> Task objective
Collect every line in the records below that contains the word "points".

Raw records
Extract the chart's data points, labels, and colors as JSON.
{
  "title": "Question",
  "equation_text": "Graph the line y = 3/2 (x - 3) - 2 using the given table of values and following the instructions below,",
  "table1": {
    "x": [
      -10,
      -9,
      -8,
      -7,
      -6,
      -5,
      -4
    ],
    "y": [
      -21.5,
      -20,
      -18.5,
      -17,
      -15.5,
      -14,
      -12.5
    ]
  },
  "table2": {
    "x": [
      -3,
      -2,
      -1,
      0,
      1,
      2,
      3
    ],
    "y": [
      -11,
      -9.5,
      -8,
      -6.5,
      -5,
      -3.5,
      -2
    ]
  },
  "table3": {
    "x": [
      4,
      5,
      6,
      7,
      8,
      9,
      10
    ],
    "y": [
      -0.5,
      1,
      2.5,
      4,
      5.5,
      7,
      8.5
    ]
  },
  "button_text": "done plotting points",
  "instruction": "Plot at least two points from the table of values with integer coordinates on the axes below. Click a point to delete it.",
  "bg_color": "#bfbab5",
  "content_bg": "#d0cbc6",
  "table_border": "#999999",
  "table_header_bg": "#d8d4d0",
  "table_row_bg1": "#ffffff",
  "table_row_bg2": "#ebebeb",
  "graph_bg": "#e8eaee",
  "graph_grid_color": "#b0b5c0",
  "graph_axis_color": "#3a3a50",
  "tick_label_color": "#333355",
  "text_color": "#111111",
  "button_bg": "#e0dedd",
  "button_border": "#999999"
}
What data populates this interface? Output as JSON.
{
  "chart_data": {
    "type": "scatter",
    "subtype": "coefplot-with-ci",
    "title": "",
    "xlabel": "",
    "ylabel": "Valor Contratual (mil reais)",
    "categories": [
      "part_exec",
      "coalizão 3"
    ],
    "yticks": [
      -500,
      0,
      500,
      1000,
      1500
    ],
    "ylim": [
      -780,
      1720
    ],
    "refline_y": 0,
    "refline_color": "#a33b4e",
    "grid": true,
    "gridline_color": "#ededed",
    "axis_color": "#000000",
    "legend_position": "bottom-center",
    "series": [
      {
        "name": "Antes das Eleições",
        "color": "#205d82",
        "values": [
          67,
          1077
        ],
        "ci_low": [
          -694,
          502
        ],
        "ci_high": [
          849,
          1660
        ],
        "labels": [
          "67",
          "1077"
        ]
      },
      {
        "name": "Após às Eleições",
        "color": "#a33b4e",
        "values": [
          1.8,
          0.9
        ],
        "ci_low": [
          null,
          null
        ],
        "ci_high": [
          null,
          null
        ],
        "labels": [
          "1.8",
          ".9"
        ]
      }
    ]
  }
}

> Output for this task
Extract the chart's data points, labels, and colors as JSON.
  "button_text": "done plotting points",
  "instruction": "Plot at least two points from the table of values with integer coordinates on the axes below. Click a point to delete it.",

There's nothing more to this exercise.